### TASK STATEMENT
In the forum thread about a redundant Norfolk church, why does RichardH suspect the pews are newer than the 15th century?

# Redundant church (Norfolk)



## hamishsfriend (May 17, 2011)

Saved by a local farmer, this small former church building has a long history. 












It was built by the Normans (and has retained its original, elaborately carved doorway), presumably on an older site of worship. It has stood in its isolated location, deep in rural Norfolk, for centuries. Despite many changes, particularly during the Reformation, that resulted in redundancies and ruination of many churches, this one continued to be used as a place of worship until well into the 1900s. Hundred years on, however, it had lost its roof. After having been used as a mortuary chapel for some time, eventually, like so many others, the church was declared as being surplus to requirement, and abandoned. 











In a way, however, it did get lucky in that it was purchased by a member of the local farming community - not to be converted for use as yet another farm building, as frequently happened, but to be preserved in its entirety for what it is. The building has long since been re-roofed to protect the gems it houses: the original medieval font, a full set of 15th century pews decorated with intricate piercings and carvings, and a 17th century double-decker pulpit. 














































The building is not in use. It just stands there in this quite remote spot, undisturbed - until somebody like me comes along to take pictures.


----------



## RichardH (May 17, 2011)

Oh wow, that's a real beauty.

I would hazard a guess that the doorway might be older than Norman, though, unless there used to be rounded pillars from the base of the arch to the floor.

Would also think that the pews were newer than 15th Century? It would be very unusual to have more than a few seats scattered around a small pre-Reformation country church. It wasn't until the Reformation that the idea took hold that congregations were there to be preached at.


----------



## hamishsfriend (May 17, 2011)

RichardH said:


> I would hazard a guess that the doorway might be older than Norman, though, unless there used to be rounded pillars from the base of the arch to the floor.
> Would also think that the pews were newer than 15th Century? It would be very unusual to have more than a few seats scattered around a small pre-Reformation country church. It wasn't until the Reformation that the idea took hold that congregations were there to be preached at.



I have checked my books and found the following:

According to N. Batcock (The Ruined and Disused Churches of Norfolk), the "nave (dates from the) 12th century with fine south portal with scallop capitals and geometric motifs; chancel c 1340; good set of medieval benches; fine 17th century pulpit." 

H. M. Cautley (Norfolk Churches) in 1949 says: "This poor little church, rapidly falling to decay ... has several points of interest. The S doorway is Norman and formerly had two engaged shafts and four orders above. Inside are early 16c poppy headed benches ... with most unusual and interesting traceried and pierced backs ... nice Jacobean pulpit."

So - the benches are 16th century, not 15th as I'd said earlier. Thanks for keeping me right.

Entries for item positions
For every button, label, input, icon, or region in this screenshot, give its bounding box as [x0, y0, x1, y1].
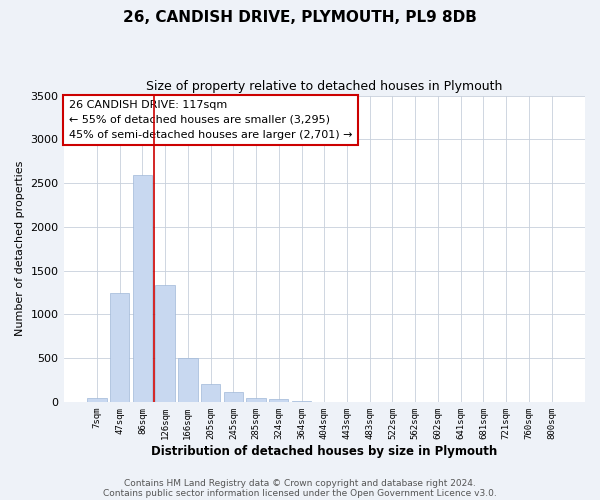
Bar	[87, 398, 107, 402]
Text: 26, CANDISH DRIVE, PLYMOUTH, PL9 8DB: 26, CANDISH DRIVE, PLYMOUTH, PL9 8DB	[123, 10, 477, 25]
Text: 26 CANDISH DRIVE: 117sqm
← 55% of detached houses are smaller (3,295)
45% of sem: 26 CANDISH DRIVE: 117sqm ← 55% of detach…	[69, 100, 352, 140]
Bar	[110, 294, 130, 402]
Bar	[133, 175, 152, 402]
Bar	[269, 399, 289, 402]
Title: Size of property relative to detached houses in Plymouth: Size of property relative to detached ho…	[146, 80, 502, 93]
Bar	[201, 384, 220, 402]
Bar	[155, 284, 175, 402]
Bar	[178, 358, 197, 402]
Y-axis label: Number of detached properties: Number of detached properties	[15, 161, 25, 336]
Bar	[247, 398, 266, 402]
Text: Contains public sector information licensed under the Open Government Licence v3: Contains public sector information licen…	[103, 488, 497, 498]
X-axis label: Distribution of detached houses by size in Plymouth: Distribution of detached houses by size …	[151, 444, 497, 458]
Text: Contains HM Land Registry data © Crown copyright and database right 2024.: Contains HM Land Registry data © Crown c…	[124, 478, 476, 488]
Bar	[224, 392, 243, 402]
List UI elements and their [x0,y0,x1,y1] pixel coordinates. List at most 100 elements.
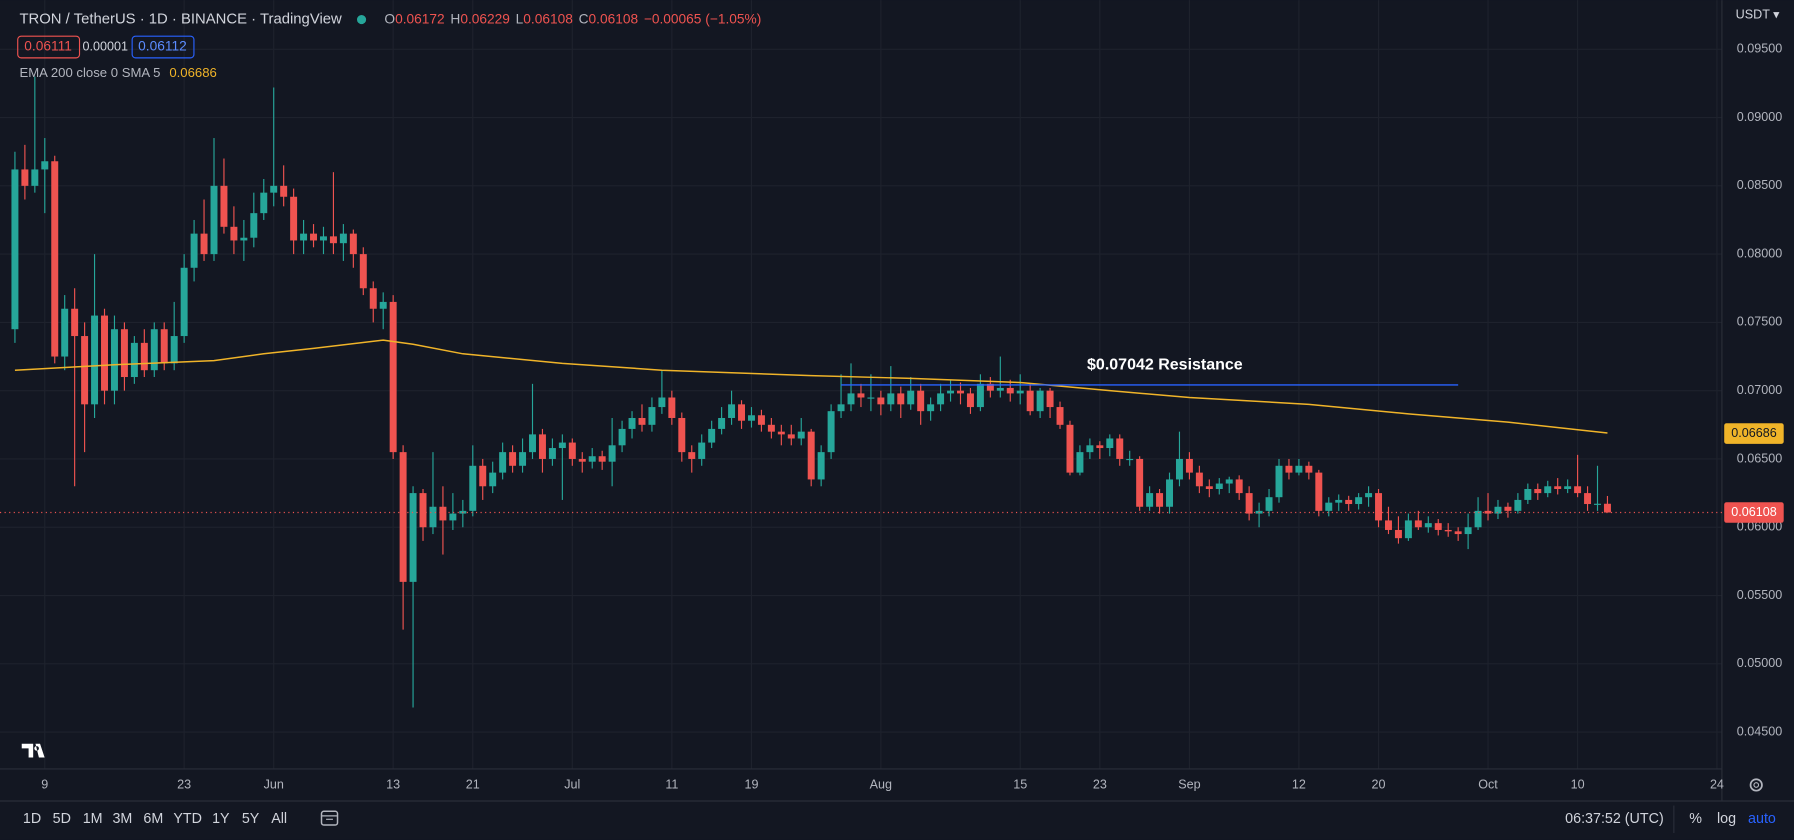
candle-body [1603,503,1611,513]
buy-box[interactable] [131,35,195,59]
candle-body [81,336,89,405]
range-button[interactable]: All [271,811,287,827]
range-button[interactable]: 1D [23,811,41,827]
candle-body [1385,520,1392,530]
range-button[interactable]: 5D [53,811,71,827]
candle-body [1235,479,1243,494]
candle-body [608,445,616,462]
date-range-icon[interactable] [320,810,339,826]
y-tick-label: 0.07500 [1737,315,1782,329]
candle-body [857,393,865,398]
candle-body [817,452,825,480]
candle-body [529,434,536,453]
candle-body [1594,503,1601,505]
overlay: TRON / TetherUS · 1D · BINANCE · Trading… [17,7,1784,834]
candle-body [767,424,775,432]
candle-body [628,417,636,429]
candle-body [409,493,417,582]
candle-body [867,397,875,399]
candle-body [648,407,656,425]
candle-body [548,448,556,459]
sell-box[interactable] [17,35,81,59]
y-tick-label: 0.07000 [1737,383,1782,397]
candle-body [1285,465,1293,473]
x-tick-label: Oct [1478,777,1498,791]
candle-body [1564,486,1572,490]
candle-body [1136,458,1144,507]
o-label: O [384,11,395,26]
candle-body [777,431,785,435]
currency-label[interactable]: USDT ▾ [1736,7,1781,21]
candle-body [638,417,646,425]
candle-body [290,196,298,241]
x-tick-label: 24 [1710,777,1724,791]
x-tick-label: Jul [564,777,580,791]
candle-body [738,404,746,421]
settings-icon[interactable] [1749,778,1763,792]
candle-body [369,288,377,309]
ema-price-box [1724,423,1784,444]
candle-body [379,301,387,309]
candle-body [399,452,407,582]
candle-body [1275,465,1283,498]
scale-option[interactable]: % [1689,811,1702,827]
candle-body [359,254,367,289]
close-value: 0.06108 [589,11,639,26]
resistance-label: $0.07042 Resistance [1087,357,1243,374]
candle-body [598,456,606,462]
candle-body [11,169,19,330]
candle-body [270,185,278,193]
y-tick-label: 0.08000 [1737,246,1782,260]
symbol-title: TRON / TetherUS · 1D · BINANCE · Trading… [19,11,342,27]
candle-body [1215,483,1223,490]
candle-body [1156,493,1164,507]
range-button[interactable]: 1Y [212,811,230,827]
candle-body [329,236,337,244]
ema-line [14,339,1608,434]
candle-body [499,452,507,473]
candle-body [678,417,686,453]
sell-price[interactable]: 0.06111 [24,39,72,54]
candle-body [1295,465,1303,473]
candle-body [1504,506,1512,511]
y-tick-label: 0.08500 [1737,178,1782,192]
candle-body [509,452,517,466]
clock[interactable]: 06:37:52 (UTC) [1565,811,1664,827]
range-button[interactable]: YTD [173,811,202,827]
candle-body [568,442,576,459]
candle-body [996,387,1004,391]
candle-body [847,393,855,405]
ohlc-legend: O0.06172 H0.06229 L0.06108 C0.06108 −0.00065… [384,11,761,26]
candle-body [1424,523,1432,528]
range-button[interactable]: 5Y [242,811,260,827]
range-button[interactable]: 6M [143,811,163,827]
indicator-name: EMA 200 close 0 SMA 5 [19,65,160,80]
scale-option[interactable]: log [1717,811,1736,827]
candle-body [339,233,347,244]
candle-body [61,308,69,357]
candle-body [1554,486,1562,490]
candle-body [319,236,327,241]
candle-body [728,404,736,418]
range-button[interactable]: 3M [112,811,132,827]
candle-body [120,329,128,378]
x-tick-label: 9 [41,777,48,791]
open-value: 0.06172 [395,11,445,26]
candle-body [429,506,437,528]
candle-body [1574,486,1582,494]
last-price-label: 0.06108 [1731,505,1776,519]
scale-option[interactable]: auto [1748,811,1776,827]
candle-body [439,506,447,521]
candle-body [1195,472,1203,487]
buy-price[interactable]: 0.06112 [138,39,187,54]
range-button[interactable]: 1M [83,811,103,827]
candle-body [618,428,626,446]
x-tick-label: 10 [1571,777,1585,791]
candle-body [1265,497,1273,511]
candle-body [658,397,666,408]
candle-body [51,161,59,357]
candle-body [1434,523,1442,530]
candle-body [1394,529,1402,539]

### COMPLETED EXERCISE
It would be very unusual for a small pre-Reformation country church to have more than a few scattered seats. Only with the Reformation did the idea take hold that congregations were there to be preached at.